SET TASK - Leave out the pictures and repeat the data exactly.

[Extracted data entries]
↓↓↓

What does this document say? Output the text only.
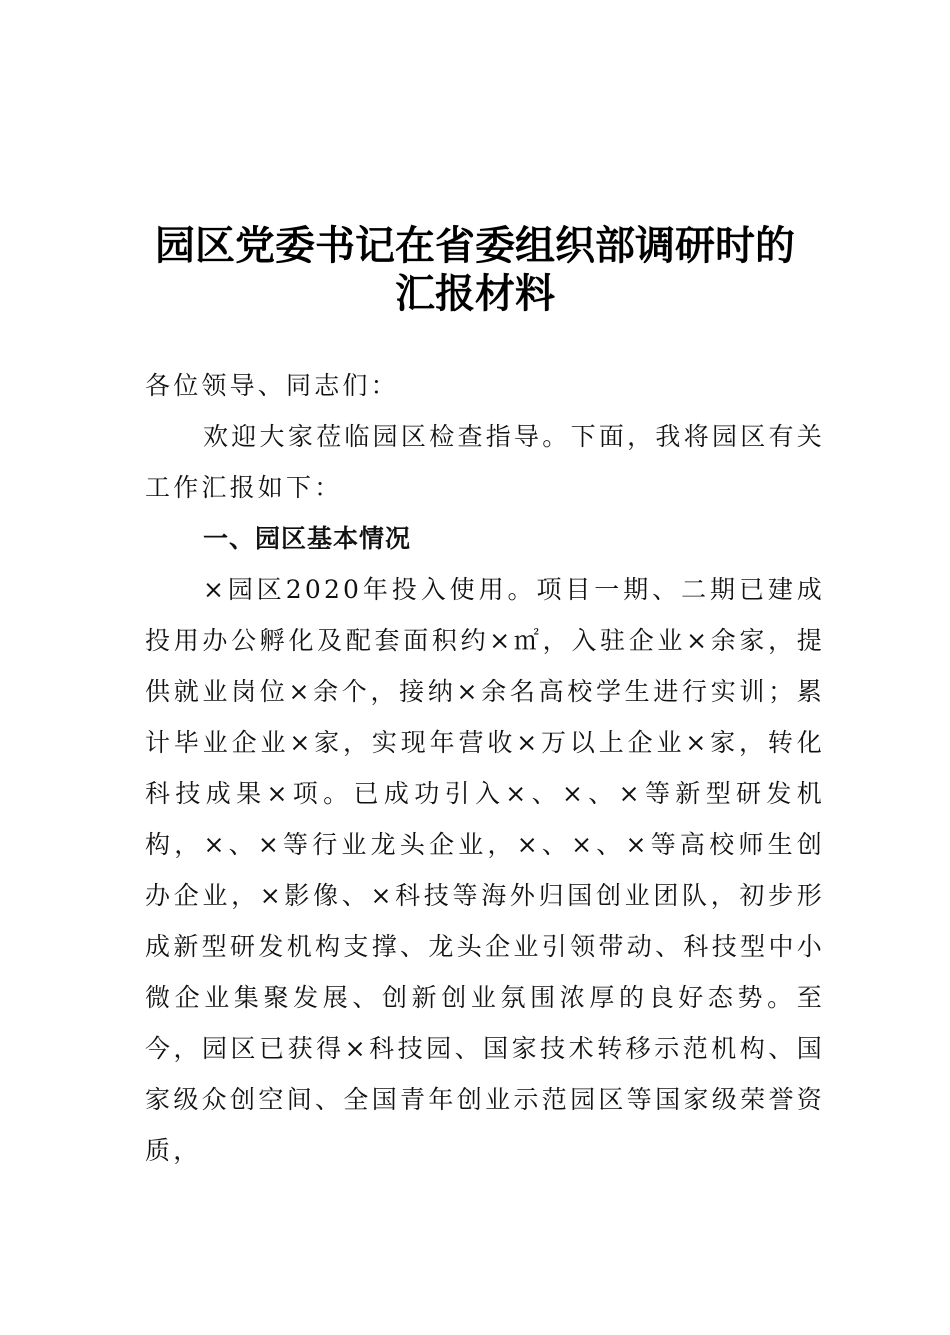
园区党委书记在省委组织部调研时的
汇报材料

各位领导、同志们：

欢迎大家莅临园区检查指导。下面，我将园区有关工作汇报如下：

一、园区基本情况

×园区2020年投入使用。项目一期、二期已建成投用办公孵化及配套面积约×㎡，入驻企业×余家，提供就业岗位×余个，接纳×余名高校学生进行实训；累计毕业企业×家，实现年营收×万以上企业×家，转化科技成果×项。已成功引入×、×、×等新型研发机构，×、×等行业龙头企业，×、×、×等高校师生创办企业，×影像、×科技等海外归国创业团队，初步形成新型研发机构支撑、龙头企业引领带动、科技型中小微企业集聚发展、创新创业氛围浓厚的良好态势。至今，园区已获得×科技园、国家技术转移示范机构、国家级众创空间、全国青年创业示范园区等国家级荣誉资质，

↑↑↑

SOLUTION BELOW -
What does this document say? Output the text only.
园区党委书记在省委组织部调研时的
汇报材料

各位领导、同志们：

欢迎大家莅临园区检查指导。下面，我将园区有关工作汇报如下：

一、园区基本情况

×园区2020年投入使用。项目一期、二期已建成投用办公孵化及配套面积约×㎡，入驻企业×余家，提供就业岗位×余个，接纳×余名高校学生进行实训；累计毕业企业×家，实现年营收×万以上企业×家，转化科技成果×项。已成功引入×、×、×等新型研发机构，×、×等行业龙头企业，×、×、×等高校师生创办企业，×影像、×科技等海外归国创业团队，初步形成新型研发机构支撑、龙头企业引领带动、科技型中小微企业集聚发展、创新创业氛围浓厚的良好态势。至今，园区已获得×科技园、国家技术转移示范机构、国家级众创空间、全国青年创业示范园区等国家级荣誉资质，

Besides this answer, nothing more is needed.